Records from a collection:
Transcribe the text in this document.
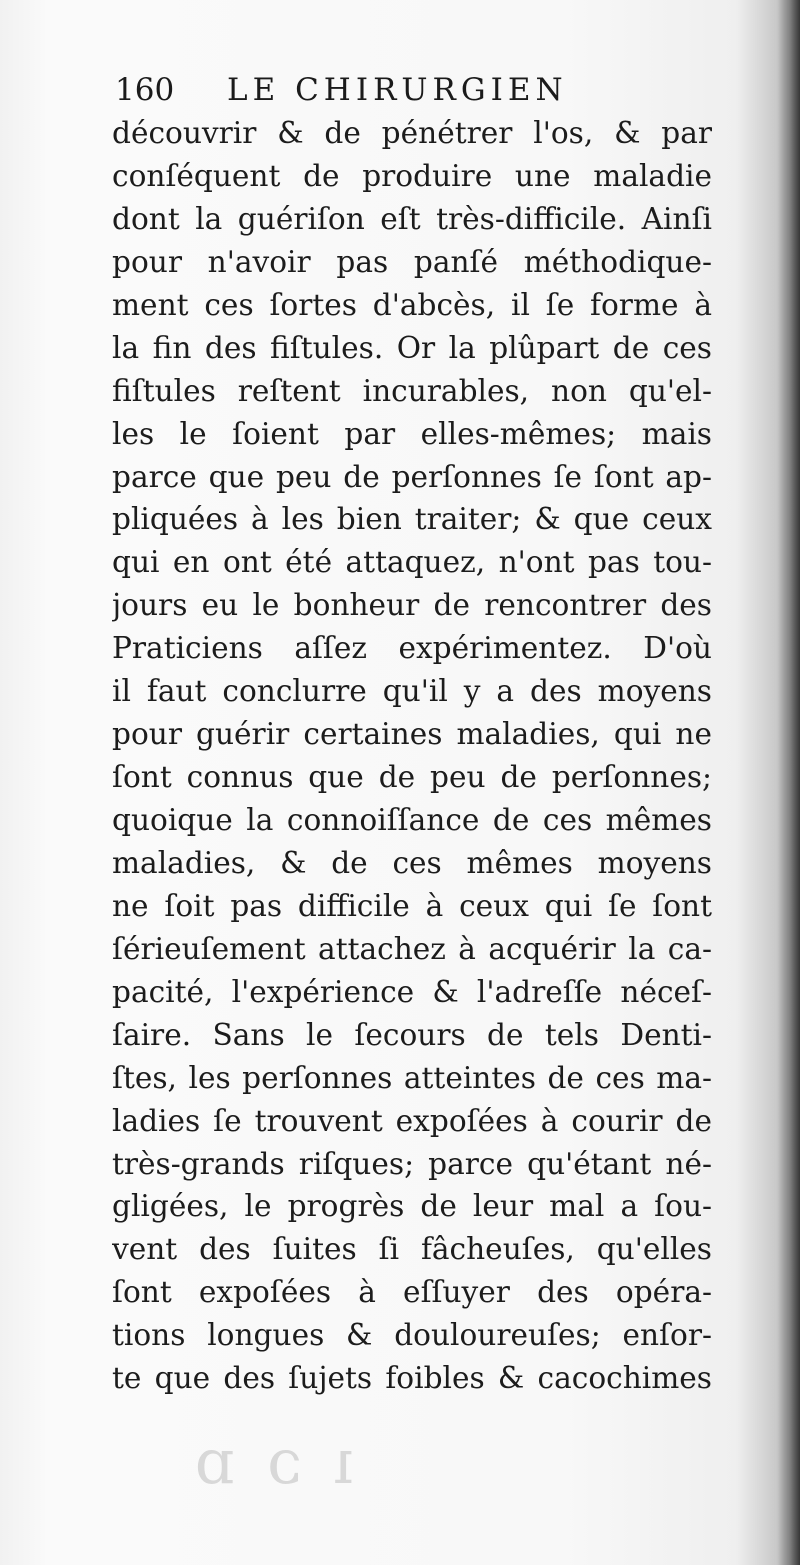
ı ɔ ɒ
160 LE CHIRURGIEN
découvrir & de pénétrer l'os, & par
conſéquent de produire une maladie
dont la guériſon eſt très-difficile. Ainſi
pour n'avoir pas panſé méthodique-
ment ces ſortes d'abcès, il ſe forme à
la fin des fiſtules. Or la plûpart de ces
fiſtules reſtent incurables, non qu'el-
les le ſoient par elles-mêmes; mais
parce que peu de perſonnes ſe ſont ap-
pliquées à les bien traiter; & que ceux
qui en ont été attaquez, n'ont pas tou-
jours eu le bonheur de rencontrer des
Praticiens aſſez expérimentez. D'où
il faut conclurre qu'il y a des moyens
pour guérir certaines maladies, qui ne
ſont connus que de peu de perſonnes;
quoique la connoiſſance de ces mêmes
maladies, & de ces mêmes moyens
ne ſoit pas difficile à ceux qui ſe ſont
ſérieuſement attachez à acquérir la ca-
pacité, l'expérience & l'adreſſe néceſ-
ſaire. Sans le ſecours de tels Denti-
ſtes, les perſonnes atteintes de ces ma-
ladies ſe trouvent expoſées à courir de
très-grands riſques; parce qu'étant né-
gligées, le progrès de leur mal a ſou-
vent des ſuites ſi fâcheuſes, qu'elles
ſont expoſées à eſſuyer des opéra-
tions longues & douloureuſes; enſor-
te que des ſujets foibles & cacochimes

● Stated problem: Every line above should be repeated exactly; pictures stay out of the copy.

● Solved problem:
Transcribe the text in this document.
ı ɔ ɒ
160 LE CHIRURGIEN
découvrir & de pénétrer l'os, & par
conſéquent de produire une maladie
dont la guériſon eſt très-difficile. Ainſi
pour n'avoir pas panſé méthodique-
ment ces ſortes d'abcès, il ſe forme à
la fin des fiſtules. Or la plûpart de ces
fiſtules reſtent incurables, non qu'el-
les le ſoient par elles-mêmes; mais
parce que peu de perſonnes ſe ſont ap-
pliquées à les bien traiter; & que ceux
qui en ont été attaquez, n'ont pas tou-
jours eu le bonheur de rencontrer des
Praticiens aſſez expérimentez. D'où
il faut conclurre qu'il y a des moyens
pour guérir certaines maladies, qui ne
ſont connus que de peu de perſonnes;
quoique la connoiſſance de ces mêmes
maladies, & de ces mêmes moyens
ne ſoit pas difficile à ceux qui ſe ſont
ſérieuſement attachez à acquérir la ca-
pacité, l'expérience & l'adreſſe néceſ-
ſaire. Sans le ſecours de tels Denti-
ſtes, les perſonnes atteintes de ces ma-
ladies ſe trouvent expoſées à courir de
très-grands riſques; parce qu'étant né-
gligées, le progrès de leur mal a ſou-
vent des ſuites ſi fâcheuſes, qu'elles
ſont expoſées à eſſuyer des opéra-
tions longues & douloureuſes; enſor-
te que des ſujets foibles & cacochimes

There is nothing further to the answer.